* BEGIN *

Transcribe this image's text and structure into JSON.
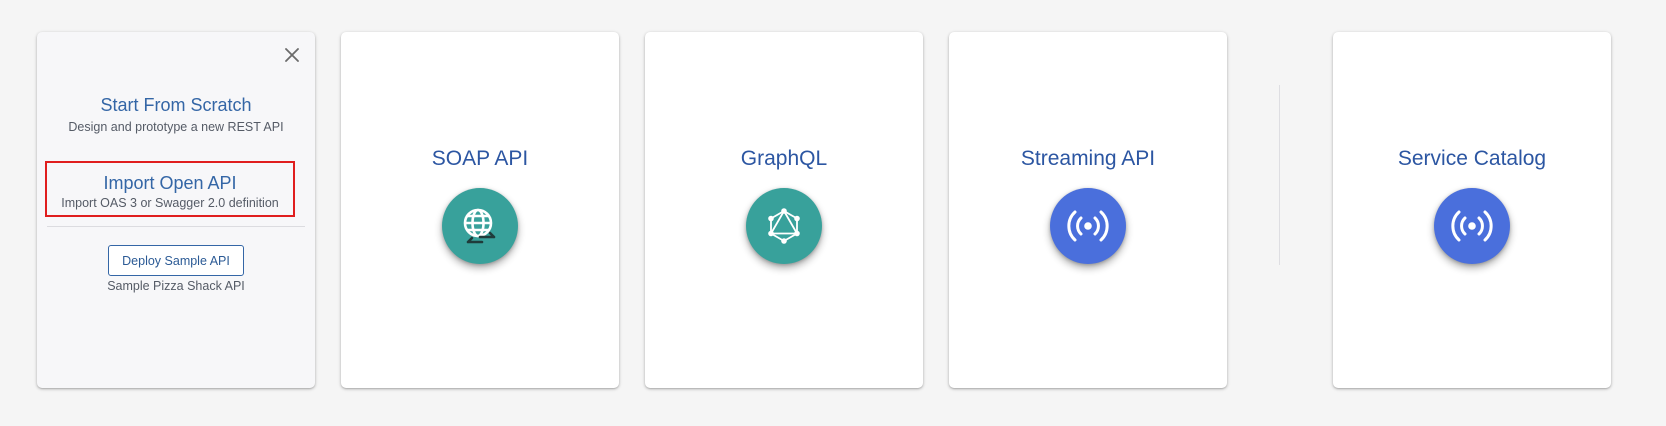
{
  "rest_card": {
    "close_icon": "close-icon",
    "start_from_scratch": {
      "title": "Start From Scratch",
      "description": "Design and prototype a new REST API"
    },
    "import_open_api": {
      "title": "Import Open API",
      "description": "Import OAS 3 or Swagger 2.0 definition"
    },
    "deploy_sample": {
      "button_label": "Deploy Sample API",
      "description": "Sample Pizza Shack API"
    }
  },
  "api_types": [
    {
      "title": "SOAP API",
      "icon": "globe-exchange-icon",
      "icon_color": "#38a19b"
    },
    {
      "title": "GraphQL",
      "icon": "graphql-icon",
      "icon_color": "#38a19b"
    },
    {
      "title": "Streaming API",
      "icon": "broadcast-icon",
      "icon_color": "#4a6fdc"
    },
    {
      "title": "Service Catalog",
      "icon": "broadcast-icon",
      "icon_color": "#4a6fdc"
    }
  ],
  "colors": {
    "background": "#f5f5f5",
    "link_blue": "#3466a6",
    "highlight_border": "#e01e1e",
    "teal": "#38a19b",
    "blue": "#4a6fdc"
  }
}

* END *

(What is being asked):
Images in the records should not be copied. Repeat all the rest exactly.

(Completed exercise):
Transcribe this image's text and structure into JSON.
{
  "rest_card": {
    "close_icon": "close-icon",
    "start_from_scratch": {
      "title": "Start From Scratch",
      "description": "Design and prototype a new REST API"
    },
    "import_open_api": {
      "title": "Import Open API",
      "description": "Import OAS 3 or Swagger 2.0 definition"
    },
    "deploy_sample": {
      "button_label": "Deploy Sample API",
      "description": "Sample Pizza Shack API"
    }
  },
  "api_types": [
    {
      "title": "SOAP API",
      "icon": "globe-exchange-icon",
      "icon_color": "#38a19b"
    },
    {
      "title": "GraphQL",
      "icon": "graphql-icon",
      "icon_color": "#38a19b"
    },
    {
      "title": "Streaming API",
      "icon": "broadcast-icon",
      "icon_color": "#4a6fdc"
    },
    {
      "title": "Service Catalog",
      "icon": "broadcast-icon",
      "icon_color": "#4a6fdc"
    }
  ],
  "colors": {
    "background": "#f5f5f5",
    "link_blue": "#3466a6",
    "highlight_border": "#e01e1e",
    "teal": "#38a19b",
    "blue": "#4a6fdc"
  }
}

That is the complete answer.